### [Supplied data]
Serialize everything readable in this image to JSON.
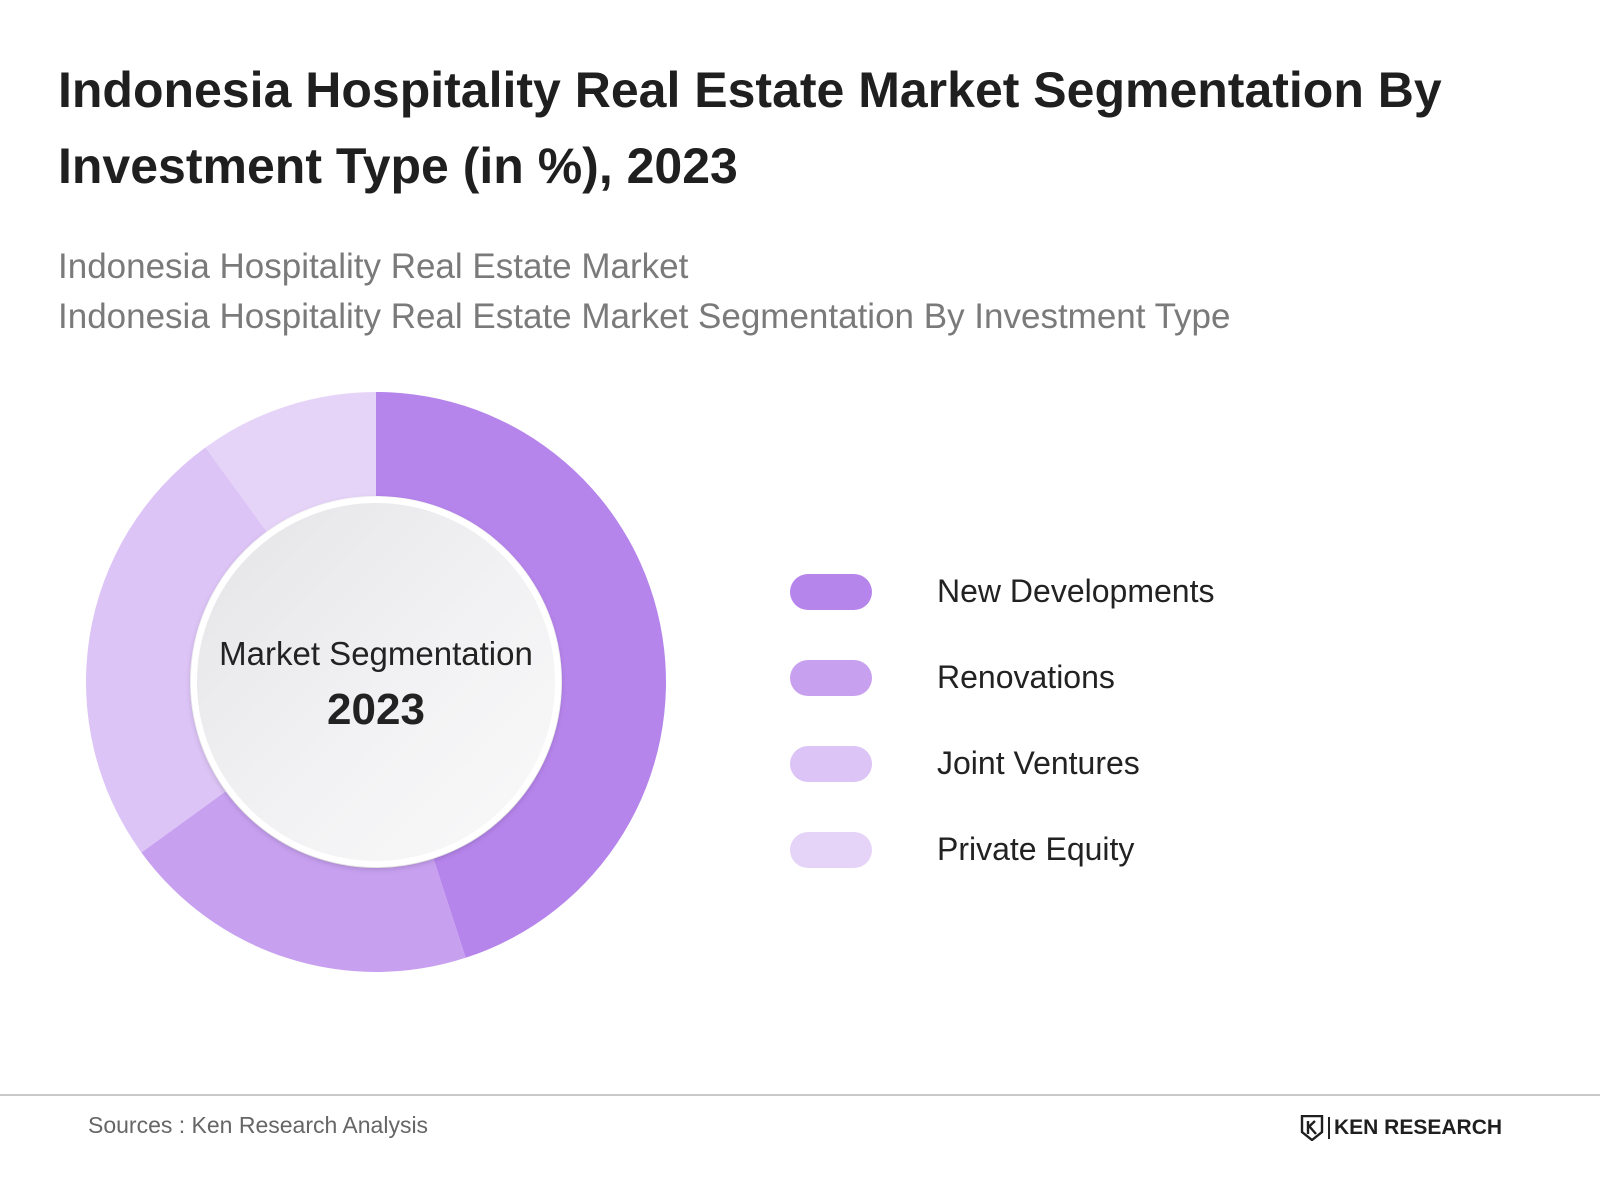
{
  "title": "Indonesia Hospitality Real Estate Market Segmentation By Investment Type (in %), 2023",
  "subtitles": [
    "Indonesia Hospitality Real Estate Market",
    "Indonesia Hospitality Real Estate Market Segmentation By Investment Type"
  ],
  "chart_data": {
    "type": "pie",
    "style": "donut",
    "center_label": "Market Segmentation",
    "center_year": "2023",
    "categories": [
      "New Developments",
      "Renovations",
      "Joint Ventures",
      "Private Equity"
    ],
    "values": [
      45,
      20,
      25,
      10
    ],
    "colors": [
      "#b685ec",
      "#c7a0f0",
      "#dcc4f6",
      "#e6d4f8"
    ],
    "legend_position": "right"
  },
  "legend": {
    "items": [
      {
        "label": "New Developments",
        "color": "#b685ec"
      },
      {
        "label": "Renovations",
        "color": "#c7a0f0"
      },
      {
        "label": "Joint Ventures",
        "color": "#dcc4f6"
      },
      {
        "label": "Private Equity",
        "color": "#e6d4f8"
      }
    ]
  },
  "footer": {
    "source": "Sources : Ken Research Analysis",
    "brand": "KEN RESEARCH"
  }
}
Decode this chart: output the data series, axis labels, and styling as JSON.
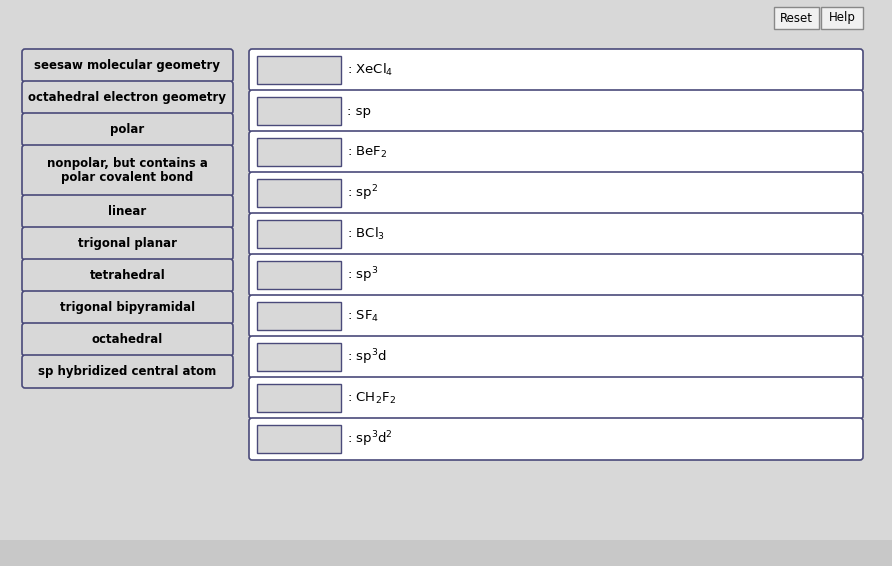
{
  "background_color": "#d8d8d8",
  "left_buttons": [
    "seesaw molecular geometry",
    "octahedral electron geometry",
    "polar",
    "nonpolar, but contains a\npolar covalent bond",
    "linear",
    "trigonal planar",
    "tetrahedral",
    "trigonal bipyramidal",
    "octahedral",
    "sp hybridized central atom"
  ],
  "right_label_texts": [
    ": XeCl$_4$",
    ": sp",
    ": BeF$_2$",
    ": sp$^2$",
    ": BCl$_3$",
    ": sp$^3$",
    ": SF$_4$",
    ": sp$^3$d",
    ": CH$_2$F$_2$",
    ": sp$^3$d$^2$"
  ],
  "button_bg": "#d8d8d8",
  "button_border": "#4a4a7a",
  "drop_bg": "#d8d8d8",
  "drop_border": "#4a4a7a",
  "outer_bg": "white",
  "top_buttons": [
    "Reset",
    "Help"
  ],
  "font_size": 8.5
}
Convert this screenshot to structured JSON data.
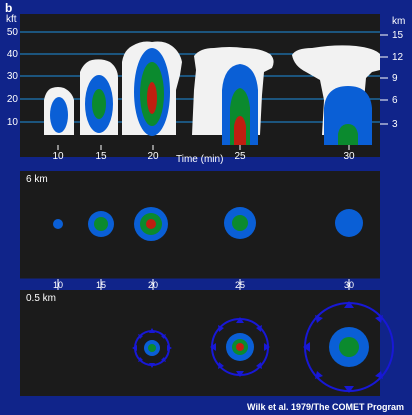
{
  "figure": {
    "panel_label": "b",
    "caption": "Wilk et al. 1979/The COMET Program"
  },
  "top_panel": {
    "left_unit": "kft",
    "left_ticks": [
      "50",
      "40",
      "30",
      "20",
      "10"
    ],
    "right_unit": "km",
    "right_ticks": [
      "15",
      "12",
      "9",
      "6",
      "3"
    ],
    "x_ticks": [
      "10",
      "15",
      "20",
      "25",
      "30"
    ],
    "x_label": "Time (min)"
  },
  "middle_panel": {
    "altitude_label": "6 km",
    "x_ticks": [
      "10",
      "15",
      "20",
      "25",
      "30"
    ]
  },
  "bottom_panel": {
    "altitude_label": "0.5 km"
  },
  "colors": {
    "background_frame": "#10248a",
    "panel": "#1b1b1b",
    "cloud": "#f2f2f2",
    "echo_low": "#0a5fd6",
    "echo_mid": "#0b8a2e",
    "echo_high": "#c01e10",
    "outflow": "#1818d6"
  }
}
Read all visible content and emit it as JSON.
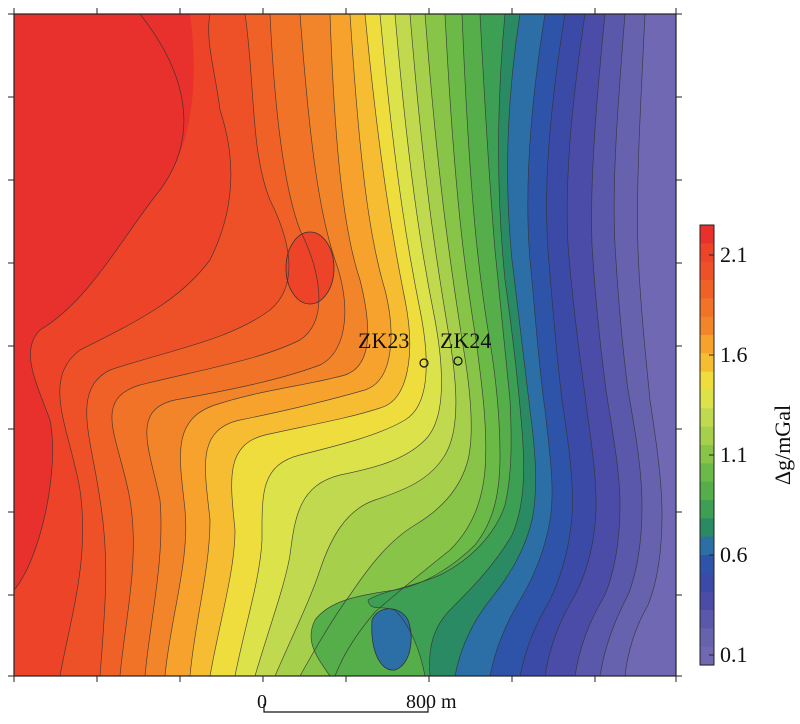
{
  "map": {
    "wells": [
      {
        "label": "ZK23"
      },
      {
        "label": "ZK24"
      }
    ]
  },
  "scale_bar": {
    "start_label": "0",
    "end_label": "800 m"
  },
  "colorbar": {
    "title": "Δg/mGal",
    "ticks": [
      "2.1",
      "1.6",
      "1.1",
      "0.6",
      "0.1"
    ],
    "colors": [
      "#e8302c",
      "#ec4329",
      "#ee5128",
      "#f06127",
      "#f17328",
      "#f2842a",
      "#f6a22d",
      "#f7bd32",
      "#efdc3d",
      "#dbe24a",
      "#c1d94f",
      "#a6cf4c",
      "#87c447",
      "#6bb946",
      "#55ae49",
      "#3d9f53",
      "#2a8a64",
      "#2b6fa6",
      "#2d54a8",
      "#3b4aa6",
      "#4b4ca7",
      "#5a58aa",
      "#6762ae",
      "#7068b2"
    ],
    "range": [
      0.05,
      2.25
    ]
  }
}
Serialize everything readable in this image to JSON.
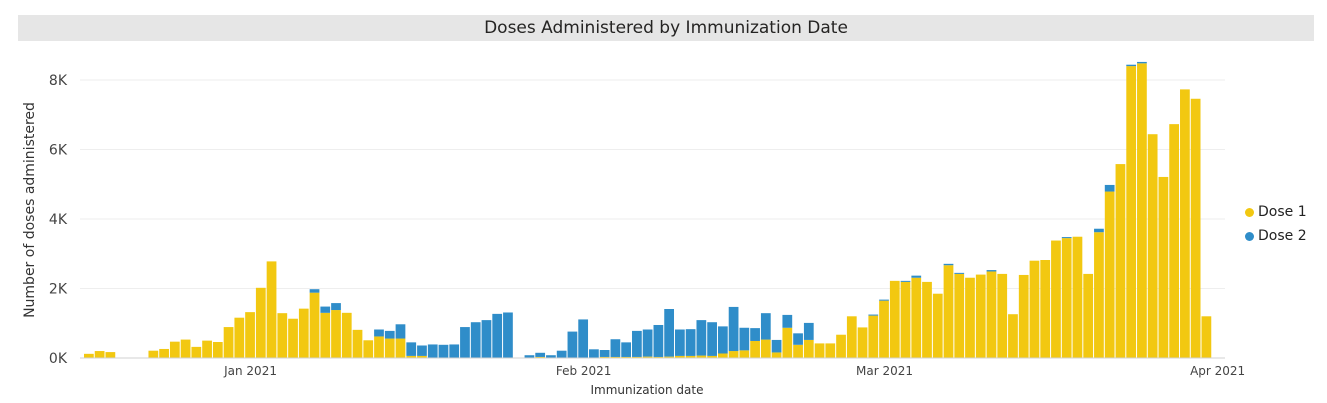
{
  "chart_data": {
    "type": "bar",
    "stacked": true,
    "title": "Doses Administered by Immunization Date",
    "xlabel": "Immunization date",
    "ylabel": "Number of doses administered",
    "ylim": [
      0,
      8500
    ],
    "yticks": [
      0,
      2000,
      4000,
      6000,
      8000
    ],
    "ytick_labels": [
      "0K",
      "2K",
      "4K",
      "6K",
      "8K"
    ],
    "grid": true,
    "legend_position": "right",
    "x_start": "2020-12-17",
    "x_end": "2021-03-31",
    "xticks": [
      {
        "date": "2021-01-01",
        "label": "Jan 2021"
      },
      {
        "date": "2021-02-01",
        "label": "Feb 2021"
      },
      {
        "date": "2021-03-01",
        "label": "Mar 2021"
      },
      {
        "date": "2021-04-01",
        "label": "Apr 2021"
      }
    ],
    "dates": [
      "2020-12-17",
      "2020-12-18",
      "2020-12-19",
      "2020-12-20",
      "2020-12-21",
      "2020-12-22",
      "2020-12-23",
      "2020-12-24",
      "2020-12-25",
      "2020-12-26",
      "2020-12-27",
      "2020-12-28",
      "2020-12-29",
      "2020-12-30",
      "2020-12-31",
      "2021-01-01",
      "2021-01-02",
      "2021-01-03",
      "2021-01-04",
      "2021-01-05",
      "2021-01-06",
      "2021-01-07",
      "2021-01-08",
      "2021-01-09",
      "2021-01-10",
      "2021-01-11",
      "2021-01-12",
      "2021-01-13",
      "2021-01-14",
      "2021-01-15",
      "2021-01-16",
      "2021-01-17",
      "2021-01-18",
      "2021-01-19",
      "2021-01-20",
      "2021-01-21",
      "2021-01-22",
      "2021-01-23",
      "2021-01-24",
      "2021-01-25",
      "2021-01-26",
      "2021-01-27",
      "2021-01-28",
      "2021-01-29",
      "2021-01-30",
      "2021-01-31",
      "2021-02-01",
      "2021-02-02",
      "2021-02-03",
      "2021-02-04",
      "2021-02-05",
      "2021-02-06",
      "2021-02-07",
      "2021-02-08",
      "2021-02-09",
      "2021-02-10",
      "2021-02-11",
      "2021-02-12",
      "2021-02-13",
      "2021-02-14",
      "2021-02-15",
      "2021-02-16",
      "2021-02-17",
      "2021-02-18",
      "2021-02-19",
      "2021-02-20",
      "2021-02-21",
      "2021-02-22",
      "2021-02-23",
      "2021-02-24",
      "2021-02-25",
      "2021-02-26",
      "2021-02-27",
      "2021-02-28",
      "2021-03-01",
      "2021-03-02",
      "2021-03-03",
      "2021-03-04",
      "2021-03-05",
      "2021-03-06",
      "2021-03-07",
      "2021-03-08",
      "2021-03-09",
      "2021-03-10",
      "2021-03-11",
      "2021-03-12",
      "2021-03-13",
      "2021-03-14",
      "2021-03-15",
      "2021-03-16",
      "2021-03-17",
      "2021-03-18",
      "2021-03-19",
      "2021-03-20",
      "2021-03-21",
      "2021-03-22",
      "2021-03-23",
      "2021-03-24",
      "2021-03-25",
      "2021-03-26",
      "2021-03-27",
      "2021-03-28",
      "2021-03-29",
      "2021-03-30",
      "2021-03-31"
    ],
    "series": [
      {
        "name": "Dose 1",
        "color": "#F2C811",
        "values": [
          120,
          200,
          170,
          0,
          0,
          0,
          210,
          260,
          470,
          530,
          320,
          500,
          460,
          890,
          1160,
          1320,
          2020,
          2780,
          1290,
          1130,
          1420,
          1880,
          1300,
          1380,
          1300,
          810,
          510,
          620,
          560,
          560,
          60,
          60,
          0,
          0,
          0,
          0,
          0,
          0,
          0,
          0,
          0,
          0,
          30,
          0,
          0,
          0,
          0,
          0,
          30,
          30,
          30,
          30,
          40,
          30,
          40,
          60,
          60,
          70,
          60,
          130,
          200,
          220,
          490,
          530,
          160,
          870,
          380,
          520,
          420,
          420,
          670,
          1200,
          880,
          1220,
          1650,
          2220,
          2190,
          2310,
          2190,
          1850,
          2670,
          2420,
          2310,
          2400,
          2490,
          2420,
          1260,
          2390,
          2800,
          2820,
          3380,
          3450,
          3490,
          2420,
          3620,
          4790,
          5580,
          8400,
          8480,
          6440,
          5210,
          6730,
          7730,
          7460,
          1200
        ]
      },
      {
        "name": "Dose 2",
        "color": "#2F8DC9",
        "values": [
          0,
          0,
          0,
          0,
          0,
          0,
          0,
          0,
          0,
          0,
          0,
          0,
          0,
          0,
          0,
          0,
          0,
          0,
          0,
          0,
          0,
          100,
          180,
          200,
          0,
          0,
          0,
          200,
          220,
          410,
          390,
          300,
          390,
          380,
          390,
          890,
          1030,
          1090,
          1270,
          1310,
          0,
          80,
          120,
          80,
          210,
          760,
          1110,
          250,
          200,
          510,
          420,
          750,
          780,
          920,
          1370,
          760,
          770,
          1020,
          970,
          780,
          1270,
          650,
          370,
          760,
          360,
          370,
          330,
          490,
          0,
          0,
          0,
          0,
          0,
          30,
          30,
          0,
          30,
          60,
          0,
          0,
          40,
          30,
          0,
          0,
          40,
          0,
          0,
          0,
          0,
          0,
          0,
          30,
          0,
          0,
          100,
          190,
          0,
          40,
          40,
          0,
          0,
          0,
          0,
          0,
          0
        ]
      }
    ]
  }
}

### [Work required]
Show each line holding the word "series".

### [The output]
Decode this chart: output the data series, axis labels, and styling as JSON.
    "series": [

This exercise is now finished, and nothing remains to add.